→ What needs to be done
Look below and pull out each line with the word "screenshot".

++++ Data in this exercise

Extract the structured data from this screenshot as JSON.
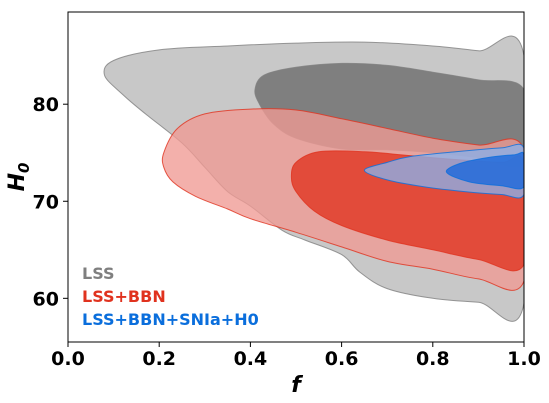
{
  "chart_data": {
    "type": "contour",
    "xlabel": "f",
    "ylabel_main": "H",
    "ylabel_sub": "0",
    "xlim": [
      0.0,
      1.0
    ],
    "ylim": [
      55.5,
      89.5
    ],
    "xticks": [
      0.0,
      0.2,
      0.4,
      0.6,
      0.8,
      1.0
    ],
    "xtick_labels": [
      "0.0",
      "0.2",
      "0.4",
      "0.6",
      "0.8",
      "1.0"
    ],
    "yticks": [
      60,
      70,
      80
    ],
    "ytick_labels": [
      "60",
      "70",
      "80"
    ],
    "grid": false,
    "legend_position": "bottom-left",
    "series": [
      {
        "name": "LSS",
        "color": "#7f7f7f",
        "contours": [
          {
            "level": "outer",
            "fill": "#c8c8c8",
            "points": [
              [
                0.08,
                83.0
              ],
              [
                0.1,
                84.5
              ],
              [
                0.2,
                85.6
              ],
              [
                0.35,
                86.0
              ],
              [
                0.5,
                86.3
              ],
              [
                0.65,
                86.4
              ],
              [
                0.8,
                86.0
              ],
              [
                0.9,
                85.5
              ],
              [
                1.0,
                85.0
              ],
              [
                1.0,
                59.5
              ],
              [
                0.9,
                59.6
              ],
              [
                0.8,
                60.0
              ],
              [
                0.7,
                61.0
              ],
              [
                0.64,
                62.7
              ],
              [
                0.6,
                64.5
              ],
              [
                0.52,
                66.0
              ],
              [
                0.47,
                67.0
              ],
              [
                0.4,
                69.5
              ],
              [
                0.35,
                71.0
              ],
              [
                0.3,
                73.5
              ],
              [
                0.25,
                76.0
              ],
              [
                0.17,
                79.0
              ],
              [
                0.12,
                81.0
              ]
            ]
          },
          {
            "level": "inner",
            "fill": "#7f7f7f",
            "points": [
              [
                0.41,
                81.5
              ],
              [
                0.43,
                83.0
              ],
              [
                0.5,
                83.8
              ],
              [
                0.6,
                84.2
              ],
              [
                0.7,
                84.0
              ],
              [
                0.8,
                83.3
              ],
              [
                0.9,
                82.5
              ],
              [
                1.0,
                81.5
              ],
              [
                1.0,
                74.0
              ],
              [
                0.9,
                74.5
              ],
              [
                0.8,
                75.0
              ],
              [
                0.7,
                75.3
              ],
              [
                0.6,
                75.4
              ],
              [
                0.5,
                76.5
              ],
              [
                0.45,
                78.0
              ],
              [
                0.42,
                80.0
              ]
            ]
          }
        ]
      },
      {
        "name": "LSS+BBN",
        "color": "#e0321e",
        "contours": [
          {
            "level": "outer",
            "fill": "#f09a94",
            "points": [
              [
                0.21,
                75.0
              ],
              [
                0.24,
                77.5
              ],
              [
                0.3,
                79.0
              ],
              [
                0.4,
                79.5
              ],
              [
                0.5,
                79.4
              ],
              [
                0.6,
                78.5
              ],
              [
                0.7,
                77.5
              ],
              [
                0.8,
                76.5
              ],
              [
                0.9,
                75.8
              ],
              [
                1.0,
                75.3
              ],
              [
                1.0,
                61.8
              ],
              [
                0.9,
                62.0
              ],
              [
                0.8,
                63.0
              ],
              [
                0.7,
                63.8
              ],
              [
                0.6,
                65.3
              ],
              [
                0.5,
                66.8
              ],
              [
                0.4,
                68.2
              ],
              [
                0.35,
                69.2
              ],
              [
                0.28,
                70.5
              ],
              [
                0.23,
                72.0
              ],
              [
                0.21,
                73.5
              ]
            ]
          },
          {
            "level": "inner",
            "fill": "#e0321e",
            "points": [
              [
                0.49,
                72.5
              ],
              [
                0.5,
                74.0
              ],
              [
                0.55,
                75.1
              ],
              [
                0.65,
                75.1
              ],
              [
                0.75,
                74.7
              ],
              [
                0.85,
                74.3
              ],
              [
                0.95,
                74.0
              ],
              [
                1.0,
                73.9
              ],
              [
                1.0,
                63.5
              ],
              [
                0.9,
                64.0
              ],
              [
                0.8,
                65.0
              ],
              [
                0.7,
                66.0
              ],
              [
                0.6,
                67.5
              ],
              [
                0.54,
                69.0
              ],
              [
                0.5,
                71.0
              ]
            ]
          }
        ]
      },
      {
        "name": "LSS+BBN+SNIa+H0",
        "color": "#0a6edc",
        "contours": [
          {
            "level": "outer",
            "fill": "#8ab1eb",
            "points": [
              [
                0.65,
                73.2
              ],
              [
                0.7,
                74.0
              ],
              [
                0.75,
                74.6
              ],
              [
                0.85,
                75.1
              ],
              [
                0.95,
                75.5
              ],
              [
                1.0,
                75.5
              ],
              [
                1.0,
                70.7
              ],
              [
                0.95,
                70.7
              ],
              [
                0.87,
                71.0
              ],
              [
                0.78,
                71.5
              ],
              [
                0.7,
                72.2
              ]
            ]
          },
          {
            "level": "inner",
            "fill": "#1766dc",
            "points": [
              [
                0.83,
                73.0
              ],
              [
                0.86,
                73.9
              ],
              [
                0.92,
                74.5
              ],
              [
                0.98,
                74.8
              ],
              [
                1.0,
                74.8
              ],
              [
                1.0,
                71.5
              ],
              [
                0.95,
                71.6
              ],
              [
                0.88,
                72.0
              ]
            ]
          }
        ]
      }
    ]
  }
}
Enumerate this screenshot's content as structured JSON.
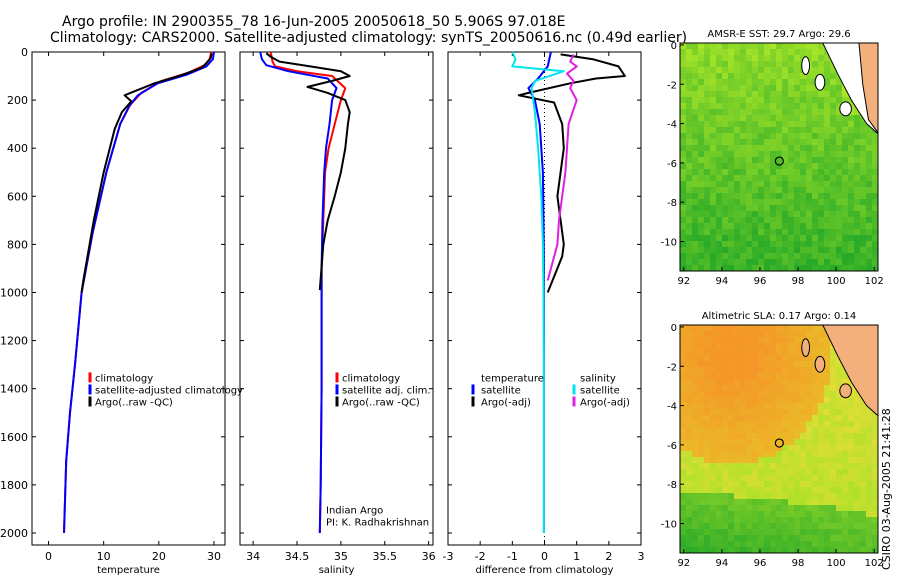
{
  "title_line1": "Argo profile: IN 2900355_78 16-Jun-2005 20050618_50 5.906S 97.018E",
  "title_line2": "Climatology: CARS2000. Satellite-adjusted climatology: synTS_20050616.nc (0.49d earlier)",
  "footer_side": "CSIRO 03-Aug-2005 21:41:28",
  "colors": {
    "climatology": "#ff0000",
    "satellite": "#0000ff",
    "argo": "#000000",
    "sal_sat": "#00e5ee",
    "sal_argo": "#e020e0"
  },
  "chart_data": [
    {
      "type": "line",
      "xlabel": "temperature",
      "xlim": [
        -3,
        32
      ],
      "ylim": [
        0,
        2050
      ],
      "xticks": [
        0,
        10,
        20,
        30
      ],
      "yticks": [
        0,
        200,
        400,
        600,
        800,
        1000,
        1200,
        1400,
        1600,
        1800,
        2000
      ],
      "legend": [
        "climatology",
        "satellite-adjusted climatology",
        "Argo(..raw -QC)"
      ],
      "series": [
        {
          "name": "climatology",
          "color": "red",
          "x": [
            29.5,
            29.2,
            28.3,
            25.5,
            20.5,
            16.8,
            14.8,
            13.0,
            10.5,
            8.0,
            6.0,
            4.8,
            3.9,
            3.2,
            2.8
          ],
          "y": [
            0,
            30,
            55,
            85,
            120,
            170,
            220,
            300,
            500,
            750,
            1000,
            1300,
            1500,
            1700,
            2000
          ]
        },
        {
          "name": "satellite-adjusted climatology",
          "color": "blue",
          "x": [
            30.0,
            29.8,
            28.6,
            25.0,
            19.8,
            16.2,
            14.6,
            13.0,
            10.5,
            8.0,
            6.0,
            4.8,
            3.9,
            3.2,
            2.8
          ],
          "y": [
            0,
            30,
            60,
            95,
            130,
            180,
            225,
            300,
            500,
            750,
            1000,
            1300,
            1500,
            1700,
            2000
          ]
        },
        {
          "name": "Argo(..raw -QC)",
          "color": "black",
          "x": [
            29.6,
            29.4,
            28.7,
            27.8,
            24.3,
            19.2,
            13.8,
            15.0,
            13.3,
            12.0,
            10.0,
            8.2,
            6.3,
            6.0
          ],
          "y": [
            5,
            25,
            45,
            65,
            95,
            130,
            180,
            205,
            250,
            320,
            500,
            700,
            950,
            1000
          ]
        }
      ]
    },
    {
      "type": "line",
      "xlabel": "salinity",
      "xlim": [
        33.85,
        36.05
      ],
      "ylim": [
        0,
        2050
      ],
      "xticks": [
        34,
        34.5,
        35,
        35.5,
        36
      ],
      "yticks": [
        0,
        200,
        400,
        600,
        800,
        1000,
        1200,
        1400,
        1600,
        1800,
        2000
      ],
      "legend": [
        "climatology",
        "satellite adj. clim.",
        "Argo(..raw -QC)"
      ],
      "annotations": [
        "Indian Argo",
        "PI: K. Radhakrishnan"
      ],
      "series": [
        {
          "name": "climatology",
          "color": "red",
          "x": [
            34.2,
            34.22,
            34.25,
            34.5,
            34.9,
            35.05,
            35.0,
            34.93,
            34.86,
            34.82,
            34.8,
            34.78,
            34.78,
            34.78,
            34.77,
            34.76
          ],
          "y": [
            0,
            40,
            60,
            80,
            100,
            150,
            200,
            300,
            400,
            500,
            700,
            900,
            1000,
            1400,
            1800,
            2000
          ]
        },
        {
          "name": "satellite adj. clim.",
          "color": "blue",
          "x": [
            34.08,
            34.1,
            34.15,
            34.4,
            34.85,
            34.95,
            34.9,
            34.87,
            34.83,
            34.81,
            34.79,
            34.78,
            34.78,
            34.78,
            34.77,
            34.76
          ],
          "y": [
            0,
            30,
            55,
            80,
            110,
            150,
            200,
            300,
            400,
            500,
            700,
            900,
            1000,
            1400,
            1800,
            2000
          ]
        },
        {
          "name": "Argo(..raw -QC)",
          "color": "black",
          "x": [
            34.15,
            34.2,
            34.3,
            34.65,
            35.0,
            35.1,
            34.9,
            34.62,
            34.85,
            35.05,
            35.1,
            35.08,
            35.05,
            35.0,
            34.93,
            34.85,
            34.8,
            34.76
          ],
          "y": [
            5,
            20,
            40,
            60,
            80,
            100,
            120,
            145,
            170,
            200,
            250,
            300,
            400,
            500,
            600,
            700,
            800,
            990
          ]
        }
      ]
    },
    {
      "type": "line",
      "xlabel": "difference from climatology",
      "xlim": [
        -3,
        3
      ],
      "ylim": [
        0,
        2050
      ],
      "xticks": [
        -3,
        -2,
        -1,
        0,
        1,
        2,
        3
      ],
      "yticks": [
        0,
        200,
        400,
        600,
        800,
        1000,
        1200,
        1400,
        1600,
        1800,
        2000
      ],
      "legend_left": [
        "temperature",
        "satellite",
        "Argo(-adj)"
      ],
      "legend_right": [
        "salinity",
        "satellite",
        "Argo(-adj)"
      ],
      "series": [
        {
          "name": "temperature satellite",
          "color": "blue",
          "x": [
            0.2,
            0.1,
            -0.2,
            -0.5,
            -0.3,
            -0.15,
            -0.05,
            -0.03,
            -0.02,
            -0.02,
            -0.02,
            -0.02,
            -0.02,
            -0.02
          ],
          "y": [
            0,
            60,
            110,
            150,
            200,
            300,
            500,
            700,
            900,
            1100,
            1400,
            1700,
            1900,
            2000
          ]
        },
        {
          "name": "temperature Argo(-adj)",
          "color": "black",
          "x": [
            0.5,
            1.5,
            2.3,
            2.5,
            1.6,
            0.8,
            -0.5,
            -0.8,
            0.3,
            0.55,
            0.6,
            0.5,
            0.4,
            0.5,
            0.6,
            0.55,
            0.4,
            0.1
          ],
          "y": [
            10,
            30,
            60,
            100,
            110,
            130,
            170,
            180,
            210,
            300,
            400,
            500,
            600,
            700,
            800,
            850,
            900,
            1000
          ]
        },
        {
          "name": "salinity satellite",
          "color": "cyan",
          "x": [
            -1.0,
            -0.9,
            -1.0,
            0.6,
            -0.3,
            -0.4,
            -0.3,
            -0.2,
            -0.1,
            -0.05,
            -0.03,
            -0.02,
            -0.02,
            -0.02,
            -0.02
          ],
          "y": [
            0,
            30,
            60,
            80,
            120,
            150,
            250,
            400,
            600,
            800,
            1000,
            1300,
            1600,
            1900,
            2000
          ]
        },
        {
          "name": "salinity Argo(-adj)",
          "color": "magenta",
          "x": [
            0.9,
            0.8,
            1.0,
            0.7,
            0.9,
            0.8,
            1.0,
            0.75,
            0.7,
            0.65,
            0.55,
            0.45,
            0.4,
            0.1
          ],
          "y": [
            10,
            40,
            60,
            90,
            120,
            150,
            200,
            300,
            400,
            500,
            600,
            700,
            800,
            950
          ]
        }
      ]
    },
    {
      "type": "heatmap",
      "title": "AMSR-E SST: 29.7 Argo: 29.6",
      "xlim": [
        91.8,
        102.2
      ],
      "ylim": [
        -11.5,
        0.1
      ],
      "xticks": [
        92,
        94,
        96,
        98,
        100,
        102
      ],
      "yticks": [
        0,
        -2,
        -4,
        -6,
        -8,
        -10
      ],
      "marker": [
        97.018,
        -5.906
      ]
    },
    {
      "type": "heatmap",
      "title": "Altimetric SLA: 0.17 Argo: 0.14",
      "xlim": [
        91.8,
        102.2
      ],
      "ylim": [
        -11.5,
        0.1
      ],
      "xticks": [
        92,
        94,
        96,
        98,
        100,
        102
      ],
      "yticks": [
        0,
        -2,
        -4,
        -6,
        -8,
        -10
      ],
      "marker": [
        97.018,
        -5.906
      ]
    }
  ]
}
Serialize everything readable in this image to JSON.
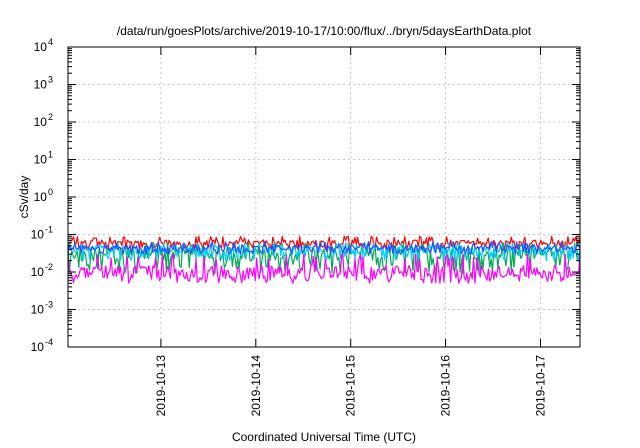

++++++++

→ Answer in full
Extract the structured data from this screenshot as JSON.
Enumerate this screenshot's content as structured JSON.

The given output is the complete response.